Written problem: Keep only the lines of the data below that contain "JSON", and copy them.

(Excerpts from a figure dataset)

= = =

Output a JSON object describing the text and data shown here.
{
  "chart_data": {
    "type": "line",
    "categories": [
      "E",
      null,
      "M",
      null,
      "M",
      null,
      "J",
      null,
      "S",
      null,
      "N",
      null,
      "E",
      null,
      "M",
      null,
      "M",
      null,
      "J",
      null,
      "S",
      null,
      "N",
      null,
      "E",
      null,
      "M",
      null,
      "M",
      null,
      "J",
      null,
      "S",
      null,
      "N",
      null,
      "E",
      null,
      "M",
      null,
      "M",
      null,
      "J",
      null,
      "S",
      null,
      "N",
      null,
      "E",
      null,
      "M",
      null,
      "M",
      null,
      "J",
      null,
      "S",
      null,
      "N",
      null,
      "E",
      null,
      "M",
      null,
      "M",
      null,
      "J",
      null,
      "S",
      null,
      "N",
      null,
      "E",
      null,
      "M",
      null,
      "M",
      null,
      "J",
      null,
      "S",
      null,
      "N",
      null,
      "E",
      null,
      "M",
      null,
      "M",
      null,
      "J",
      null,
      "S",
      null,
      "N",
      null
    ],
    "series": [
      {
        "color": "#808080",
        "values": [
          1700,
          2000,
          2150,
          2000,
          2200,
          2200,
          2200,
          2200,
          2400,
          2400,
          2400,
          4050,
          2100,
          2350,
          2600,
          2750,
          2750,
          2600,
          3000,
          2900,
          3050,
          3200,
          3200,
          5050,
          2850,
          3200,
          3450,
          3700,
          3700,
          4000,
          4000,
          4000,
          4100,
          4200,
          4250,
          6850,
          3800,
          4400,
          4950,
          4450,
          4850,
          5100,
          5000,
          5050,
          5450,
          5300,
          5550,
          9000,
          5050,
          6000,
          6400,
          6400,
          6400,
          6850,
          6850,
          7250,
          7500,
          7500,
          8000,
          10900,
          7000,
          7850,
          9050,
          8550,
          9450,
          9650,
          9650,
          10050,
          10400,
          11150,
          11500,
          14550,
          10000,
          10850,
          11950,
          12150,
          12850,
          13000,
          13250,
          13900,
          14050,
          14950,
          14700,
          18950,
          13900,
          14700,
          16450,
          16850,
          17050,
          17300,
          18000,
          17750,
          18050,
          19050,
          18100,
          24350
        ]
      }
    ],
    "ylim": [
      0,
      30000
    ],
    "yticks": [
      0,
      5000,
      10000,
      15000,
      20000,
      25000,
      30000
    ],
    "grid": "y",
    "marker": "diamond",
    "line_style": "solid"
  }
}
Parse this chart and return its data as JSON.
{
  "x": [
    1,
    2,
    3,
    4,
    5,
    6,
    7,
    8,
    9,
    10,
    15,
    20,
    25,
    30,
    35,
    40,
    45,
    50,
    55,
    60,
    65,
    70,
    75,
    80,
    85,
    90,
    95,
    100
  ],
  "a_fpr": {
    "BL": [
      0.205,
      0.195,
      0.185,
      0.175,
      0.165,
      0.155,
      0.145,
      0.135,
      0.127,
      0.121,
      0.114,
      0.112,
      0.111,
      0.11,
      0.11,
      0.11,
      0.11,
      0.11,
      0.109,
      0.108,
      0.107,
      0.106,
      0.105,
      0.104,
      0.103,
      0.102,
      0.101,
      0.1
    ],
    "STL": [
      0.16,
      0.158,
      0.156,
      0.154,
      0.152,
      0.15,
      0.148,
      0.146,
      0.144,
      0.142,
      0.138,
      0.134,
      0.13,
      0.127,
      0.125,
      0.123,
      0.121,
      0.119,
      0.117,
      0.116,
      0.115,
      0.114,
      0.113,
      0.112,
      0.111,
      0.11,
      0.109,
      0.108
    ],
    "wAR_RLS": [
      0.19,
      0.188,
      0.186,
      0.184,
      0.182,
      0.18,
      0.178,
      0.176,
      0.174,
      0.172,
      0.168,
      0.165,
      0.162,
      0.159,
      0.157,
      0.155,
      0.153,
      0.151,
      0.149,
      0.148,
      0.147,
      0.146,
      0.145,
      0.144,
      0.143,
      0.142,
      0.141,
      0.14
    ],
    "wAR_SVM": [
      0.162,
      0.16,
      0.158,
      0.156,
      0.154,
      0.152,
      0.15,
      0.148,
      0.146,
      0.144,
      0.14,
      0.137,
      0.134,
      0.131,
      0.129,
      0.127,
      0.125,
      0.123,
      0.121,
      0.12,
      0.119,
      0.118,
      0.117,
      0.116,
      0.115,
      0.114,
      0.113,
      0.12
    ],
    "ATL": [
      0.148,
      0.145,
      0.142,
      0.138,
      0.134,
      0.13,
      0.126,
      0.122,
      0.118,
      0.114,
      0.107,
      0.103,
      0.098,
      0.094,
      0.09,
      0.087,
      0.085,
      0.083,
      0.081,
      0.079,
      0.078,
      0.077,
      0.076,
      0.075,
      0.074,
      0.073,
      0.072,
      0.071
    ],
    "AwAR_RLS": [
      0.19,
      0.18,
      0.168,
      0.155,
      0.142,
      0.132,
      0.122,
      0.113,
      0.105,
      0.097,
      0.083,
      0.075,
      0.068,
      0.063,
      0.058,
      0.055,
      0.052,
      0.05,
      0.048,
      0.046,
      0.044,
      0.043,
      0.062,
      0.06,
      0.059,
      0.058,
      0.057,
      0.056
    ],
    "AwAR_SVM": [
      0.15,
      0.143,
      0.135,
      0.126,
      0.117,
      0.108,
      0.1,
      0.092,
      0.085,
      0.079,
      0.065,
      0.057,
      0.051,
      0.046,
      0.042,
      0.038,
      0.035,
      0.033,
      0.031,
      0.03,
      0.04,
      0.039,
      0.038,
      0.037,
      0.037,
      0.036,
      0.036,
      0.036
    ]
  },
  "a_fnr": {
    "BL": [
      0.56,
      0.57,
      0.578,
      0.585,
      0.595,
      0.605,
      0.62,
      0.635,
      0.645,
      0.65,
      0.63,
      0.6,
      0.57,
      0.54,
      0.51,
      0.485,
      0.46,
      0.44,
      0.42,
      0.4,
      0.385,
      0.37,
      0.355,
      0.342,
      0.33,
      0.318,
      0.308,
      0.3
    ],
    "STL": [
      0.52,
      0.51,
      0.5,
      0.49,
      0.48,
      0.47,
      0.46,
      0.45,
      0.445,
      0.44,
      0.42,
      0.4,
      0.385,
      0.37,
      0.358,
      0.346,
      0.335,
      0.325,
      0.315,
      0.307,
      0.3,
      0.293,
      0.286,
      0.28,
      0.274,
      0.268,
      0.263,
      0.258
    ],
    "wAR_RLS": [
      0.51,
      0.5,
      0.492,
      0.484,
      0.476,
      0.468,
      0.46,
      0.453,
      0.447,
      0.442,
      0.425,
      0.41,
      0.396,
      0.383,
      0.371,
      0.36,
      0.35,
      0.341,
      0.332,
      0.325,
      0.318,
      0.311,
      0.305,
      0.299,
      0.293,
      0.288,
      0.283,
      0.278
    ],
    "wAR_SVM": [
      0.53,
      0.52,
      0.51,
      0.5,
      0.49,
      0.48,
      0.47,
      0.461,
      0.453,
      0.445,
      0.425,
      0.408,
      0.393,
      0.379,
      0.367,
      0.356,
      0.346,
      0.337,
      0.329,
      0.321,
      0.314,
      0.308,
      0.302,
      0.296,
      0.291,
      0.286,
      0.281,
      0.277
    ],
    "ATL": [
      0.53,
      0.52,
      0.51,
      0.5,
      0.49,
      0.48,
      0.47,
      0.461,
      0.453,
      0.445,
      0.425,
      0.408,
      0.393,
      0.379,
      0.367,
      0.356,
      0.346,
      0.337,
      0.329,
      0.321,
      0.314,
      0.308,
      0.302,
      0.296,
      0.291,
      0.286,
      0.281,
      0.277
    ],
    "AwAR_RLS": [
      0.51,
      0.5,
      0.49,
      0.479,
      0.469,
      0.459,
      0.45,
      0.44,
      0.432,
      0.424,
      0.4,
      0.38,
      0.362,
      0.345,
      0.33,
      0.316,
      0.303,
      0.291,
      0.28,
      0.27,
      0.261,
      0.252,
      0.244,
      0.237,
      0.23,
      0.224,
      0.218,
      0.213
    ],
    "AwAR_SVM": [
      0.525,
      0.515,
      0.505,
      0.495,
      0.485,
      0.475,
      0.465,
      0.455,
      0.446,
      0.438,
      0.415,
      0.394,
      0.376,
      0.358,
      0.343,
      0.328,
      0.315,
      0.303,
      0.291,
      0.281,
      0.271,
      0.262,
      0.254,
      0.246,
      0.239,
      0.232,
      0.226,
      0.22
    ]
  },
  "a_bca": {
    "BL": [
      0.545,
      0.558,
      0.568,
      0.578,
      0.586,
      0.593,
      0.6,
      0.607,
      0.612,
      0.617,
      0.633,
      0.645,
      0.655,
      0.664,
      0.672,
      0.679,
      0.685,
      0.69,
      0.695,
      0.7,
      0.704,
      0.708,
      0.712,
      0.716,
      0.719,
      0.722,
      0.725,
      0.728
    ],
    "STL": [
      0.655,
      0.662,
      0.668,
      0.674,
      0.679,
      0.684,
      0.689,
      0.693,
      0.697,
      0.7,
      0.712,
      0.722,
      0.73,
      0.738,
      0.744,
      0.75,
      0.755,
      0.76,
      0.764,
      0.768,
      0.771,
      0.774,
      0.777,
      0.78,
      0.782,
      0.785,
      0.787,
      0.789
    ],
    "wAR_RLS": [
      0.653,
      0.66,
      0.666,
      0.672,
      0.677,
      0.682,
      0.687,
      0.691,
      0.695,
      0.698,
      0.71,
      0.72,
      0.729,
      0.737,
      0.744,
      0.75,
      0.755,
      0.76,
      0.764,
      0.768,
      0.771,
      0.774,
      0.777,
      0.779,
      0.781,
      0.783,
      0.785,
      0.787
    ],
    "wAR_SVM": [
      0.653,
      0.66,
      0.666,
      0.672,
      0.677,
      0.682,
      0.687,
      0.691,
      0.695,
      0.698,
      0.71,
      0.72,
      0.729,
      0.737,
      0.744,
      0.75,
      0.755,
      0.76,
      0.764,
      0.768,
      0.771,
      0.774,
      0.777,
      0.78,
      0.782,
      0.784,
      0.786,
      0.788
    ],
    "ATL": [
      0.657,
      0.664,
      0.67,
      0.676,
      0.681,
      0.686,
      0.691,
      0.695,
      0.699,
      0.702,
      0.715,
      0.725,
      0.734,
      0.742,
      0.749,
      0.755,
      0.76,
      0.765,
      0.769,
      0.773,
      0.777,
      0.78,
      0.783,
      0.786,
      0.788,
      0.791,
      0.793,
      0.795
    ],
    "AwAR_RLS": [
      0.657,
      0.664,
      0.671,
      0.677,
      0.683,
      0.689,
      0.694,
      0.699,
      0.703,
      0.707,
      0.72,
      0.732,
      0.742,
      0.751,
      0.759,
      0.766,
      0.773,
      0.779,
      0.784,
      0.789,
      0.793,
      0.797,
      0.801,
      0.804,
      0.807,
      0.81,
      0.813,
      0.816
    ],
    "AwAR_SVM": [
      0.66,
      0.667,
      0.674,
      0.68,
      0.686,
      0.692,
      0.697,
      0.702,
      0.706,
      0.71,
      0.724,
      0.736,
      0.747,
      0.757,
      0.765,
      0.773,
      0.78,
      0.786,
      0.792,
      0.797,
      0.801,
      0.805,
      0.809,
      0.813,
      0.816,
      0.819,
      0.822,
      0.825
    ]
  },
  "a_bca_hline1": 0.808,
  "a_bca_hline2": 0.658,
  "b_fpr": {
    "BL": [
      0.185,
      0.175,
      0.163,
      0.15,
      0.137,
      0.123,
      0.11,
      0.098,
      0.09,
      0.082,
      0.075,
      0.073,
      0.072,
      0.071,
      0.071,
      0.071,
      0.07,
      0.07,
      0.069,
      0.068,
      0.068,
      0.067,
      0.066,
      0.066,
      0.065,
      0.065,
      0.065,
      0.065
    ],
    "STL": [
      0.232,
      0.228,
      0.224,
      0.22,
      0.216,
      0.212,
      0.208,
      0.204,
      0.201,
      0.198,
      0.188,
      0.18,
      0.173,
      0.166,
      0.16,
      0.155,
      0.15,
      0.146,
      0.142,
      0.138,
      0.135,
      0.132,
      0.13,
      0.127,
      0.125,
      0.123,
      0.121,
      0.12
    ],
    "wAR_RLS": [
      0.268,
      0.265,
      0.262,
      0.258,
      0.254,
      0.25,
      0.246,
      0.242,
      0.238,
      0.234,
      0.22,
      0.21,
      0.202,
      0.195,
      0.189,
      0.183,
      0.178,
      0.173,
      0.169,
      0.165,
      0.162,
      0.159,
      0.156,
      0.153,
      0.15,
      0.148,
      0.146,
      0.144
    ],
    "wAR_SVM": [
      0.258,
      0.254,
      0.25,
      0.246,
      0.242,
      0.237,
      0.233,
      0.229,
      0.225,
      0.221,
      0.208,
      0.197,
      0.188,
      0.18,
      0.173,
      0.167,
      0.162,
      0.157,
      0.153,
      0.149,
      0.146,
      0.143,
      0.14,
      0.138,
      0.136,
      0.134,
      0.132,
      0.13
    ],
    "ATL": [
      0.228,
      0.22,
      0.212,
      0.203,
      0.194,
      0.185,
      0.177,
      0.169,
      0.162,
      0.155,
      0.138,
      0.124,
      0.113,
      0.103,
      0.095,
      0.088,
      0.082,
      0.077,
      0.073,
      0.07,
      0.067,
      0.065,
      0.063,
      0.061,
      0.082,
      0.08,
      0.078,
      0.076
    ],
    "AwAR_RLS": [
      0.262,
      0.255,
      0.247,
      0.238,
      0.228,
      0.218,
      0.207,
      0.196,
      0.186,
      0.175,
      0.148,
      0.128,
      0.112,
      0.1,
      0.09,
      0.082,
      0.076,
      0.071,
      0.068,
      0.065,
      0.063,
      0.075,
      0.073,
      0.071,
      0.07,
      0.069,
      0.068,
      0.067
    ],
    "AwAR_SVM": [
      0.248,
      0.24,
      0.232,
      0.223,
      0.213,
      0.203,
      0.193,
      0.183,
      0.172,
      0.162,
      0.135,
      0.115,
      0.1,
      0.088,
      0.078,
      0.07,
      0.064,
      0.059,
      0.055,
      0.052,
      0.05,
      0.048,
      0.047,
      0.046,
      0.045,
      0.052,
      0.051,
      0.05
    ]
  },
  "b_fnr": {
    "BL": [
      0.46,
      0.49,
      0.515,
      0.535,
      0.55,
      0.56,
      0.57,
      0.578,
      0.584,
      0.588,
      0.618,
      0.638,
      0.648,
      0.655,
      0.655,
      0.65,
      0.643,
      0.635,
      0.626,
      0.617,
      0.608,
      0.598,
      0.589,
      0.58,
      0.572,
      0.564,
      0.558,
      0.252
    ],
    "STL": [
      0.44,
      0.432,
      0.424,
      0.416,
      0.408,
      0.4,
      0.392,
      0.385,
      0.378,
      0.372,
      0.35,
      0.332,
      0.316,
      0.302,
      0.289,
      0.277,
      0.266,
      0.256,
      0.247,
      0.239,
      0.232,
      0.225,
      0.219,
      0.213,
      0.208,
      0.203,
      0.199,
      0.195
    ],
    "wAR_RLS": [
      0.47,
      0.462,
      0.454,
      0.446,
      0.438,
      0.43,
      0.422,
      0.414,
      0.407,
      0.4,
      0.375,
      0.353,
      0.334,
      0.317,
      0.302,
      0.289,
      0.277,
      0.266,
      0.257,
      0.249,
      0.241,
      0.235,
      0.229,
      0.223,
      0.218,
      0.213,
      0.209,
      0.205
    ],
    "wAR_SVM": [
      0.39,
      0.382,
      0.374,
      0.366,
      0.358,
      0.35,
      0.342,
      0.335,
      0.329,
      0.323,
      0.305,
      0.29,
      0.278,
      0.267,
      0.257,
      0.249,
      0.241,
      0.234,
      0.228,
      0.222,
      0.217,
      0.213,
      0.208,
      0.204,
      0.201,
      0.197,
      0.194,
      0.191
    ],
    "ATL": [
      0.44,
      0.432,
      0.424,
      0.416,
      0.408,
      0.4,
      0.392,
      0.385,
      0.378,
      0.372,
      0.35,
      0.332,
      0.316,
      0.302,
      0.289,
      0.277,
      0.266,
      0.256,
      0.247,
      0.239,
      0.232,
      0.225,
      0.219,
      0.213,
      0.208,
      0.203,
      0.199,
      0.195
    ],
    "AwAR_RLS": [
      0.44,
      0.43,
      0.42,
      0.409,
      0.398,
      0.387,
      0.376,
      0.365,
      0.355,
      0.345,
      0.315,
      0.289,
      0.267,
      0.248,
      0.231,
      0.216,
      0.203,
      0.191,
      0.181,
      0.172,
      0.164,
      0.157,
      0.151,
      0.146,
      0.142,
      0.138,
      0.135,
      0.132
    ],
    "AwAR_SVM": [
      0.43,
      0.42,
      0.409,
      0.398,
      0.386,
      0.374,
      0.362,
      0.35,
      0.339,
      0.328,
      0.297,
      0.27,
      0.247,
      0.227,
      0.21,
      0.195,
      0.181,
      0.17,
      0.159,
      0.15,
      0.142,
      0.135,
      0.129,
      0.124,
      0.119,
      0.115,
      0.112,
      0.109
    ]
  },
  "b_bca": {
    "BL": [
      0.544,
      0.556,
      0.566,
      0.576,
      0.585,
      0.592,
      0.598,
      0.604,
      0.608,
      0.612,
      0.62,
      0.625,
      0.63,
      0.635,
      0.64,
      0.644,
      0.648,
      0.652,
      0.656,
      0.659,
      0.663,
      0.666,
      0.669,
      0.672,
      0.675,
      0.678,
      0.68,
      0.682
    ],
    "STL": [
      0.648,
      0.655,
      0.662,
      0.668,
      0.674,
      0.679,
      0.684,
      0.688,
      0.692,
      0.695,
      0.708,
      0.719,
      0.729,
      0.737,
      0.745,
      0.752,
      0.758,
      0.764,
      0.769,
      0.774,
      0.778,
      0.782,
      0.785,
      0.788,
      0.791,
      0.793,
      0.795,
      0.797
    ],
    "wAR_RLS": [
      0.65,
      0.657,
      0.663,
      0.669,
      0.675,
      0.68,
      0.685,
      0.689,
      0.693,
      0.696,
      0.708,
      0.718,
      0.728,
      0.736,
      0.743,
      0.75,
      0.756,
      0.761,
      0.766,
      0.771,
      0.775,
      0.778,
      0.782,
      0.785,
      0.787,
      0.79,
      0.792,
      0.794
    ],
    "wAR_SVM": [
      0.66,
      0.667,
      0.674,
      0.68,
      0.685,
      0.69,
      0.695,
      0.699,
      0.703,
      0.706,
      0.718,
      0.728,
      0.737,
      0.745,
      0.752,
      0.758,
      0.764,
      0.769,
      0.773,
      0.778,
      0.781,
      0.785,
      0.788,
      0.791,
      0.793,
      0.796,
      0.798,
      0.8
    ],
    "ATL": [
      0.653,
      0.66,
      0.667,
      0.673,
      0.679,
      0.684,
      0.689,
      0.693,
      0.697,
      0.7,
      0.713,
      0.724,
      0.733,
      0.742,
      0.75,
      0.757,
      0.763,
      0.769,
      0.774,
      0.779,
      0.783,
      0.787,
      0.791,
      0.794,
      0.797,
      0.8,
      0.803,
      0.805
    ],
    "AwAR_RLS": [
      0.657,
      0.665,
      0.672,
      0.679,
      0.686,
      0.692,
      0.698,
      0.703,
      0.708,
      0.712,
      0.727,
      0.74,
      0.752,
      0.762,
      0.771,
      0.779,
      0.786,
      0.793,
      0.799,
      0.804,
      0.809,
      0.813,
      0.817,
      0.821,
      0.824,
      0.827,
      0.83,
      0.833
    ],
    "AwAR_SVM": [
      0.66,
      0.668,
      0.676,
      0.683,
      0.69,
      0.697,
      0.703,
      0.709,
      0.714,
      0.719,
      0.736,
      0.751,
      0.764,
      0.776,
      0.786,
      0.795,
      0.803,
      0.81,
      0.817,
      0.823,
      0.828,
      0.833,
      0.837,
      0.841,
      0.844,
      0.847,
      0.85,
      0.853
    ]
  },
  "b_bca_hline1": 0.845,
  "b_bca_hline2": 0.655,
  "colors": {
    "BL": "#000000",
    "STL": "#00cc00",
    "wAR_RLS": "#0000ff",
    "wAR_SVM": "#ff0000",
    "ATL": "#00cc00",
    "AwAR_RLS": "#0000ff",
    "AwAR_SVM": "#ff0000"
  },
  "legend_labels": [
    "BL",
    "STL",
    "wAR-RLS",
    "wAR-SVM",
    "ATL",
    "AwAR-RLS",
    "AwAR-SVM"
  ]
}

= = =

Full response:
Output a JSON object describing the text and data shown here.
Parse this chart and return its data as JSON.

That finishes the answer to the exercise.